WHAT YOU WILL DO –
Gather each line of the entries below that includes "thường".

┄┄┄┄┄┄┄┄┄┄┄┄┄┄┄┄┄┄┄┄

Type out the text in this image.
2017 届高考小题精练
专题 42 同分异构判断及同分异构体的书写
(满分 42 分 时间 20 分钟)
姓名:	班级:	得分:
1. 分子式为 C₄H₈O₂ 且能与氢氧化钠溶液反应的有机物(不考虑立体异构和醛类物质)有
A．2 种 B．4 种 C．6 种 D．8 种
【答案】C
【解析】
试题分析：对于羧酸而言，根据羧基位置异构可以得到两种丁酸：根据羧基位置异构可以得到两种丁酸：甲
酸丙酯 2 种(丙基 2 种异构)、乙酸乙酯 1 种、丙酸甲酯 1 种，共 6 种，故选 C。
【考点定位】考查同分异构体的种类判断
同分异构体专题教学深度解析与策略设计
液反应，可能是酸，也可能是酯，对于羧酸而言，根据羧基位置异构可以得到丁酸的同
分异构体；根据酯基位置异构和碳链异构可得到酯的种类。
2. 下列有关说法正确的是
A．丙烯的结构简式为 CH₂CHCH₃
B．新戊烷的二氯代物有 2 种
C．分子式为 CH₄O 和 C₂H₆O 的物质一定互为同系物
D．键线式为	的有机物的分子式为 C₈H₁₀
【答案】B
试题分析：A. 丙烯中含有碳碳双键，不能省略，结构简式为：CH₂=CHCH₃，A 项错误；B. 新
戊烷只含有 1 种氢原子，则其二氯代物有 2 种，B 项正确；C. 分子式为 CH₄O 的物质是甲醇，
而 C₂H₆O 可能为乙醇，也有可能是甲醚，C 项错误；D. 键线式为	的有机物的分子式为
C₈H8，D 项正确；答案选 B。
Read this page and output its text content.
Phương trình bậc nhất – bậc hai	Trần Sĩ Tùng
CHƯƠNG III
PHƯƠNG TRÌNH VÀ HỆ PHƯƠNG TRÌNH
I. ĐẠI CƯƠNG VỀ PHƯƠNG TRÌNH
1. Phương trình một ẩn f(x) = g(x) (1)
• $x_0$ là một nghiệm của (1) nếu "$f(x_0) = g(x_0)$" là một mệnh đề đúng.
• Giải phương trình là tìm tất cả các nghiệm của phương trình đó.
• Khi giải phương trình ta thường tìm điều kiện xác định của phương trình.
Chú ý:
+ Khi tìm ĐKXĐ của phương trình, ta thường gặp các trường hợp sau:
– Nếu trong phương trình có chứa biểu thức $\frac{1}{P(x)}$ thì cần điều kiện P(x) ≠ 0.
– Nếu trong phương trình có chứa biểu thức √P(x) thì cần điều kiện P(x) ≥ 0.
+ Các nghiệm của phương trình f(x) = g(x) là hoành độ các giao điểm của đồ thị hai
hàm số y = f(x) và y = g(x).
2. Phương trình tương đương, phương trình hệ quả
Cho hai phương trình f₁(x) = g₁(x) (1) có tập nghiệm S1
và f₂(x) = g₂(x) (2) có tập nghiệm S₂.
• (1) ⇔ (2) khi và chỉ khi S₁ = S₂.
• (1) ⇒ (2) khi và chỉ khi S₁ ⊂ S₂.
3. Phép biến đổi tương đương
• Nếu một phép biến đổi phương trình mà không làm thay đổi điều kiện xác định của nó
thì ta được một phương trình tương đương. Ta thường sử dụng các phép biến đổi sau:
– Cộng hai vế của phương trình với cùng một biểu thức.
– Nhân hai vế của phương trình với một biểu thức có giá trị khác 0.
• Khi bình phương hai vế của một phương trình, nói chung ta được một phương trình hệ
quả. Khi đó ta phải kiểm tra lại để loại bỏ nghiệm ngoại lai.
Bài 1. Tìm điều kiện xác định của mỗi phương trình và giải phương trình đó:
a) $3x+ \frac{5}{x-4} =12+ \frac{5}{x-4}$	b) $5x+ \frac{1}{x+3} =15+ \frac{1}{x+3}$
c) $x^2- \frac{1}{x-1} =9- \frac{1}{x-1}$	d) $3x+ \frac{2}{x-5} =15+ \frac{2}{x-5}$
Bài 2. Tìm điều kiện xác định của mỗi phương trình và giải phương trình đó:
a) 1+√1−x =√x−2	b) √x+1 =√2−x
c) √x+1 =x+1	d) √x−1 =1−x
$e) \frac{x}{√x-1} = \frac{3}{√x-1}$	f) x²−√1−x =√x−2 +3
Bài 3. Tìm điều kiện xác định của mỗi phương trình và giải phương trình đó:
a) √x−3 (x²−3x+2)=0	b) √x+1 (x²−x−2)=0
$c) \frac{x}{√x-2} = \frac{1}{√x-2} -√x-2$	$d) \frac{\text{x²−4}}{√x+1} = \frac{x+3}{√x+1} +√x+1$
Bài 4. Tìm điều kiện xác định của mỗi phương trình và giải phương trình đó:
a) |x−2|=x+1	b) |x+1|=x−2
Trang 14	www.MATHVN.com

┄┄┄┄┄┄┄┄┄┄┄┄┄┄┄┄┄┄┄┄

TASK RESULT –
• Khi giải phương trình ta thường tìm điều kiện xác định của phương trình.
+ Khi tìm ĐKXĐ của phương trình, ta thường gặp các trường hợp sau:
thì ta được một phương trình tương đương. Ta thường sử dụng các phép biến đổi sau:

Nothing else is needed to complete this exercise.